> What is needed
Every entry must be output exactly as it is written.

^^^^

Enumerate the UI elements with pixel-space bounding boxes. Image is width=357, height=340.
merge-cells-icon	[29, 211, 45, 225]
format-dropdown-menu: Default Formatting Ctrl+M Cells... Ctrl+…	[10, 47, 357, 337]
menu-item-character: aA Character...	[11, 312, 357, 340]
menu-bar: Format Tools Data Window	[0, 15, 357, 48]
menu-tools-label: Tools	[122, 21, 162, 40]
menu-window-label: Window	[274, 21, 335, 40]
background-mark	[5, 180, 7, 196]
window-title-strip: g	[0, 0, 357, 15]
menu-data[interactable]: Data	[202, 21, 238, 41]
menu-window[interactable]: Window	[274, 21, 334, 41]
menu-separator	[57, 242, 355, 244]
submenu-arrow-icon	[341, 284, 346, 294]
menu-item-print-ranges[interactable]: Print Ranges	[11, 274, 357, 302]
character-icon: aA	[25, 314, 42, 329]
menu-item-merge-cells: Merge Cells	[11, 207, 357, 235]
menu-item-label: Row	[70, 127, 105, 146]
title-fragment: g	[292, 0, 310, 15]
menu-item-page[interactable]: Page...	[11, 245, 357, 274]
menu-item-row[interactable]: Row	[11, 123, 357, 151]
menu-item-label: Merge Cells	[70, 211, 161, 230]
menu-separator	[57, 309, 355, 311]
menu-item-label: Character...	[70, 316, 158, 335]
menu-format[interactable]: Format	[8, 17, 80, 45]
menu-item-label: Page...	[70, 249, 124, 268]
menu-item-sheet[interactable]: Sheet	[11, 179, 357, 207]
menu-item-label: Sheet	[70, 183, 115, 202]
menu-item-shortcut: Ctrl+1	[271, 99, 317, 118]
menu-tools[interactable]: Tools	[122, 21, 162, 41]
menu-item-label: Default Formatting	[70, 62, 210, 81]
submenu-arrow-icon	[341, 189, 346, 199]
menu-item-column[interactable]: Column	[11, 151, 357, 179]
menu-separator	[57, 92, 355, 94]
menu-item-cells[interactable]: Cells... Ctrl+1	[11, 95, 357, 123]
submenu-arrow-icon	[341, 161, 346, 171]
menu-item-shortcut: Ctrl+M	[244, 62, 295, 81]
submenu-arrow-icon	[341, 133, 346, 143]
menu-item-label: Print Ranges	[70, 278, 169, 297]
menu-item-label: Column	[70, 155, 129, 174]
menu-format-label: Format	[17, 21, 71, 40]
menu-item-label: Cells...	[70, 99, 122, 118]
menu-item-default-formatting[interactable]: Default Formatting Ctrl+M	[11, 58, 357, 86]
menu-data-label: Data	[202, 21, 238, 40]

^^^^

> Task result
Enumerate the UI elements with pixel-space bounding boxes. Image is width=357, height=340.
merge-cells-icon	[29, 211, 45, 225]
format-dropdown-menu: Default Formatting Ctrl+M Cells... Ctrl+…	[10, 47, 357, 337]
menu-item-character: aA Character...	[11, 312, 357, 340]
menu-bar: Format Tools Data Window	[0, 15, 357, 48]
menu-tools-label: Tools	[122, 21, 162, 40]
menu-window-label: Window	[274, 21, 335, 40]
background-mark	[5, 180, 7, 196]
window-title-strip: g	[0, 0, 357, 15]
menu-data[interactable]: Data	[202, 21, 238, 41]
menu-window[interactable]: Window	[274, 21, 334, 41]
menu-separator	[57, 242, 355, 244]
submenu-arrow-icon	[341, 284, 346, 294]
menu-item-print-ranges[interactable]: Print Ranges	[11, 274, 357, 302]
character-icon: aA	[25, 314, 42, 329]
menu-item-merge-cells: Merge Cells	[11, 207, 357, 235]
menu-item-label: Row	[70, 127, 105, 146]
title-fragment: g	[292, 0, 310, 15]
menu-item-page[interactable]: Page...	[11, 245, 357, 274]
menu-item-row[interactable]: Row	[11, 123, 357, 151]
menu-item-label: Merge Cells	[70, 211, 161, 230]
menu-separator	[57, 309, 355, 311]
menu-item-label: Character...	[70, 316, 158, 335]
menu-format[interactable]: Format	[8, 17, 80, 45]
menu-item-label: Page...	[70, 249, 124, 268]
menu-item-sheet[interactable]: Sheet	[11, 179, 357, 207]
menu-item-label: Sheet	[70, 183, 115, 202]
menu-item-shortcut: Ctrl+1	[271, 99, 317, 118]
menu-tools[interactable]: Tools	[122, 21, 162, 41]
menu-item-label: Default Formatting	[70, 62, 210, 81]
submenu-arrow-icon	[341, 189, 346, 199]
menu-item-column[interactable]: Column	[11, 151, 357, 179]
menu-separator	[57, 92, 355, 94]
menu-item-cells[interactable]: Cells... Ctrl+1	[11, 95, 357, 123]
submenu-arrow-icon	[341, 161, 346, 171]
menu-item-shortcut: Ctrl+M	[244, 62, 295, 81]
submenu-arrow-icon	[341, 133, 346, 143]
menu-item-label: Print Ranges	[70, 278, 169, 297]
menu-item-label: Column	[70, 155, 129, 174]
menu-format-label: Format	[17, 21, 71, 40]
menu-item-label: Cells...	[70, 99, 122, 118]
menu-item-default-formatting[interactable]: Default Formatting Ctrl+M	[11, 58, 357, 86]
menu-data-label: Data	[202, 21, 238, 40]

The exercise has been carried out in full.